Stored data:
....

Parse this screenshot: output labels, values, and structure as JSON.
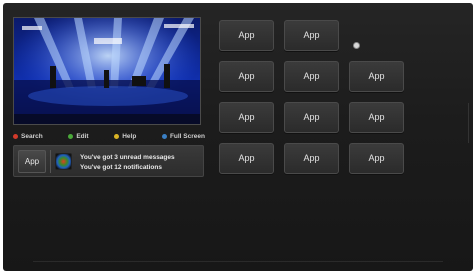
{
  "legend": [
    {
      "label": "Search",
      "color": "#d23a2a",
      "icon": "red-button-icon"
    },
    {
      "label": "Edit",
      "color": "#4aa93a",
      "icon": "green-button-icon"
    },
    {
      "label": "Help",
      "color": "#d9b325",
      "icon": "yellow-button-icon"
    },
    {
      "label": "Full Screen",
      "color": "#3a7fc4",
      "icon": "blue-button-icon"
    }
  ],
  "notifications": {
    "app_label": "App",
    "line1": "You've got 3 unread messages",
    "line2": "You've got 12 notifications"
  },
  "apps": [
    {
      "label": "App"
    },
    {
      "label": "App"
    },
    {
      "label": "App"
    },
    {
      "label": "App"
    },
    {
      "label": "App"
    },
    {
      "label": "App"
    },
    {
      "label": "App"
    },
    {
      "label": "App"
    },
    {
      "label": "App"
    },
    {
      "label": "App"
    },
    {
      "label": "App"
    }
  ]
}
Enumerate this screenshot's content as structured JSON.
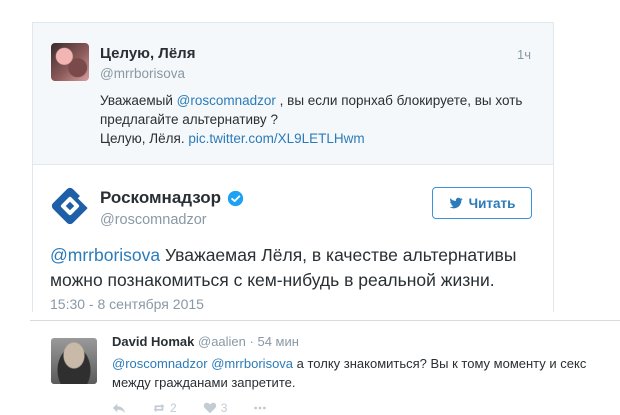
{
  "quoted_tweet": {
    "name": "Целую, Лёля",
    "handle": "@mrrborisova",
    "time": "1ч",
    "text_prefix": "Уважаемый ",
    "mention": "@roscomnadzor",
    "text_suffix": " , вы если порнхаб блокируете, вы хоть предлагайте альтернативу ?",
    "sign_off": "Целую, Лёля. ",
    "link": "pic.twitter.com/XL9LETLHwm"
  },
  "main_tweet": {
    "name": "Роскомнадзор",
    "handle": "@roscomnadzor",
    "follow_label": "Читать",
    "mention": "@mrrborisova",
    "text": " Уважаемая Лёля, в качестве альтернативы можно познакомиться с кем-нибудь в реальной жизни.",
    "date": "15:30 - 8 сентября 2015"
  },
  "reply": {
    "name": "David Homak",
    "handle": "@aalien",
    "separator": " · ",
    "time": "54 мин",
    "mention1": "@roscomnadzor",
    "mention2": "@mrrborisova",
    "text": " а толку знакомиться? Вы к тому моменту и секс между гражданами запретите.",
    "actions": {
      "retweets": "2",
      "likes": "3"
    }
  },
  "colors": {
    "link": "#2b7bb9",
    "muted": "#8899a6",
    "verified": "#1da1f2",
    "logo": "#1f5fa8"
  },
  "icons": [
    "verified-badge-icon",
    "twitter-bird-icon",
    "rkn-logo-icon",
    "reply-icon",
    "retweet-icon",
    "like-icon",
    "more-icon"
  ]
}
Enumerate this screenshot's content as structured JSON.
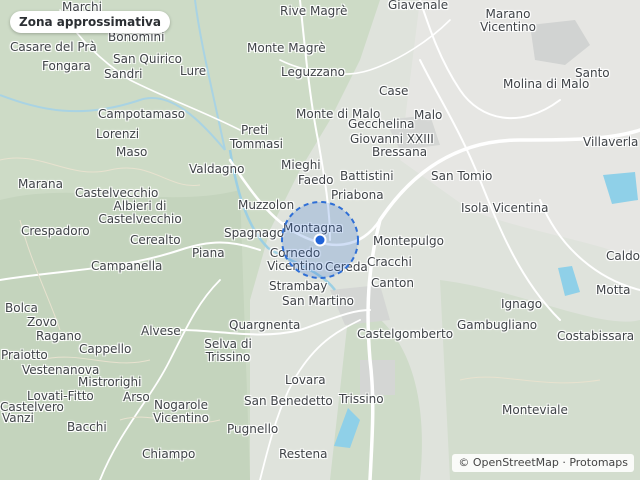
{
  "badge": {
    "label": "Zona approssimativa"
  },
  "attribution": {
    "text": "© OpenStreetMap · Protomaps"
  },
  "colors": {
    "land": "#dfe3dc",
    "terrain": "#c9d7c2",
    "water": "#8fd0e8",
    "road": "#ffffff",
    "urban": "#d2d2d2",
    "area_fill": "#2f6fd6",
    "marker": "#1f62d8"
  },
  "places": [
    "Marchi",
    "Rive Magrè",
    "Giavenale",
    "Marano Vicentino",
    "Zona approssimativa",
    "Bonomini",
    "Casare del Prà",
    "Monte Magrè",
    "Fongara",
    "San Quirico",
    "Sandri",
    "Lure",
    "Leguzzano",
    "Santo",
    "Molina di Malo",
    "Case",
    "Campotamaso",
    "Monte di Malo",
    "Malo",
    "Gecchelina",
    "Preti",
    "Tommasi",
    "Giovanni XXIII",
    "Lorenzi",
    "Bressana",
    "Villaverla",
    "Maso",
    "Mieghi",
    "Battistini",
    "Valdagno",
    "Faedo",
    "San Tomio",
    "Marana",
    "Castelvecchio",
    "Priabona",
    "Albieri di Castelvecchio",
    "Muzzolon",
    "Isola Vicentina",
    "Crespadoro",
    "Spagnago",
    "Montagna",
    "Cerealto",
    "Montepulgo",
    "Caldogno",
    "Cornedo Vicentino",
    "Piana",
    "Cereda",
    "Cracchi",
    "Campanella",
    "Canton",
    "Motta",
    "Strambay",
    "San Martino",
    "Ignago",
    "Bolca",
    "Zovo",
    "Quargnenta",
    "Gambugliano",
    "Castelgomberto",
    "Costabissara",
    "Ragano",
    "Alvese",
    "Selva di Trissino",
    "Cappello",
    "Praiotto",
    "Vestenanova",
    "Mistrorighi",
    "Lovara",
    "Arso",
    "Lovati-Fitto",
    "Nogarole Vicentino",
    "San Benedetto",
    "Trissino",
    "Monteviale",
    "Castelvero",
    "Vanzi",
    "Bacchi",
    "Pugnello",
    "Chiampo",
    "Restena"
  ],
  "marker": {
    "label": "approximate location"
  }
}
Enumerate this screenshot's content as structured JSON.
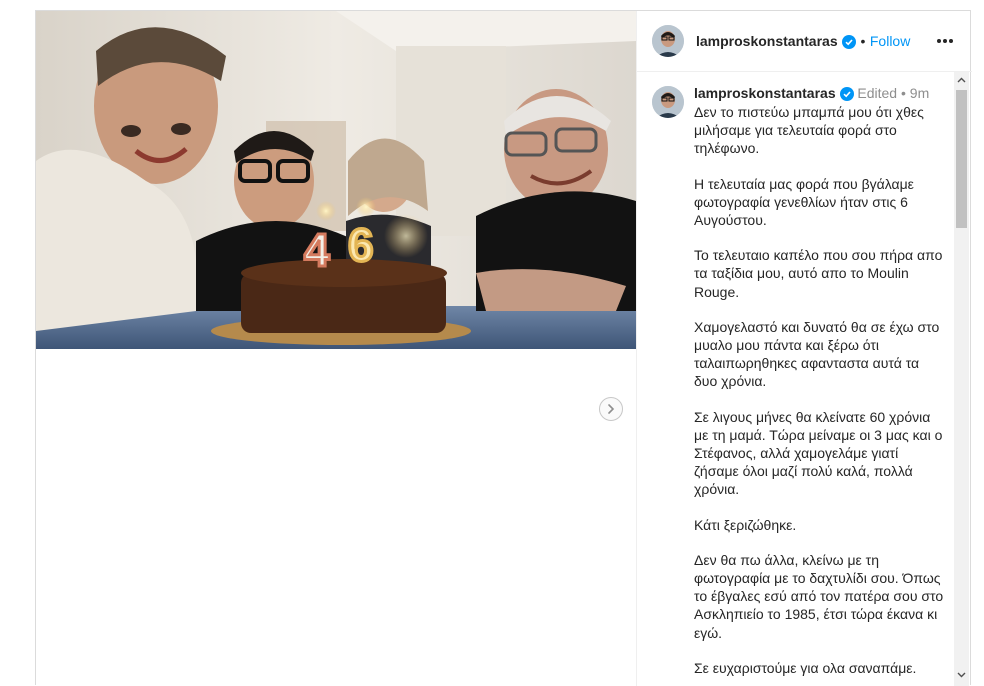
{
  "post": {
    "username": "lamproskonstantaras",
    "follow_label": "Follow",
    "dot": "•",
    "edited_label": "Edited",
    "time": "9m",
    "caption_paragraphs": [
      "Δεν το πιστεύω μπαμπά μου ότι χθες μιλήσαμε για τελευταία φορά στο τηλέφωνο.",
      "Η τελευταία μας φορά που βγάλαμε φωτογραφία γενεθλίων ήταν στις 6 Αυγούστου.",
      "Το τελευταιο καπέλο που σου πήρα απο τα ταξίδια μου, αυτό απο το Moulin Rouge.",
      "Χαμογελαστό και δυνατό θα σε έχω στο μυαλο μου πάντα και ξέρω ότι ταλαιπωρηθηκες αφανταστα αυτά τα δυο χρόνια.",
      "Σε λιγους μήνες θα κλείνατε 60 χρόνια με τη μαμά. Τώρα μείναμε οι 3 μας και ο Στέφανος, αλλά χαμογελάμε γιατί ζήσαμε όλοι μαζί πολύ καλά, πολλά χρόνια.",
      "Κάτι ξεριζώθηκε.",
      "Δεν θα πω άλλα, κλείνω με τη φωτογραφία με το δαχτυλίδι σου. Όπως το έβγαλες εσύ από τον πατέρα σου στο Ασκληπιείο το 1985, έτσι τώρα έκανα κι εγώ.",
      "Σε ευχαριστούμε για ολα σαναπάμε."
    ],
    "photo": {
      "candles": [
        "4",
        "6"
      ]
    }
  },
  "icons": {
    "verified": "verified-badge-icon",
    "more": "more-options-icon",
    "next": "chevron-right-icon"
  },
  "colors": {
    "accent": "#0095f6",
    "verified": "#0095f6",
    "text": "#262626",
    "muted": "#8e8e8e"
  }
}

....

- Given request
Report every line in the data above in which the word "verified" appears.

- Result of the task
    "verified": "#1da1f2",
    "verified-badge-icon",
    "verified": "verified-badge-icon",
    "verified": "#0095f6",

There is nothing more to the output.